REQUEST - Records follow. Pull out every line that contains "text".

RECORDS SUPPLIED -
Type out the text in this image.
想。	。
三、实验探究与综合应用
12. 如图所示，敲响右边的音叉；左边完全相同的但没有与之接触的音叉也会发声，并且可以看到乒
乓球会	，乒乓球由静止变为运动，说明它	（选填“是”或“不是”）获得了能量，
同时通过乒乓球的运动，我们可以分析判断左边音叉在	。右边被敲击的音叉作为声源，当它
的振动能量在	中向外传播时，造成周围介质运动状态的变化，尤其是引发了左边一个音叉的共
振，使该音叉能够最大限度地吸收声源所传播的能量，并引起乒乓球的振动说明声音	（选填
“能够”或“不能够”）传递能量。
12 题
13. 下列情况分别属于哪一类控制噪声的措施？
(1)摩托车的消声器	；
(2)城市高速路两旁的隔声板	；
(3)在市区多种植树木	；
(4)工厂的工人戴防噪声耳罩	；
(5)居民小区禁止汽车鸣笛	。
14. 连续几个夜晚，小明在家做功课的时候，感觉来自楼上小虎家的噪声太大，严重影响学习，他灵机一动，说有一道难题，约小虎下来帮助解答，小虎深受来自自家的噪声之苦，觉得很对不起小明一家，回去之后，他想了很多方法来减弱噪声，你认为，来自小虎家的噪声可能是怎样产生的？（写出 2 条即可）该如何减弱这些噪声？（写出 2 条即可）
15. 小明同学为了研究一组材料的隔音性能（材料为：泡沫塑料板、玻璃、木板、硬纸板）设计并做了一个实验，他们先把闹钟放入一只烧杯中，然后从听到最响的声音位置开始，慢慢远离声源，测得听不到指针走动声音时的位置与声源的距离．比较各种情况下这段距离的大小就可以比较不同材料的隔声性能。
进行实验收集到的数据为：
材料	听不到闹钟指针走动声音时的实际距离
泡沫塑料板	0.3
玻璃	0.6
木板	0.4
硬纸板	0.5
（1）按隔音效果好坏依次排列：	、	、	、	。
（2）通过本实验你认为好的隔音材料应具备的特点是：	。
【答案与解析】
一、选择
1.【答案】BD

==

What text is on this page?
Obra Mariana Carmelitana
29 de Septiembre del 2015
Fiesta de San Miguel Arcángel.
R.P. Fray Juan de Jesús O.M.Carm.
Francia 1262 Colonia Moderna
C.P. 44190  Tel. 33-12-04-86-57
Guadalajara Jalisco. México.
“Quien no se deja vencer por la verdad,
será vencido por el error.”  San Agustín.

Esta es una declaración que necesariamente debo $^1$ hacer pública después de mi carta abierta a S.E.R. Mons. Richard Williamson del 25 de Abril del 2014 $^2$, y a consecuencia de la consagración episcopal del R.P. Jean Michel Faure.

OUTPUT FOR THIS EXERCISE -
Type out the text in this image.
What text is on this page?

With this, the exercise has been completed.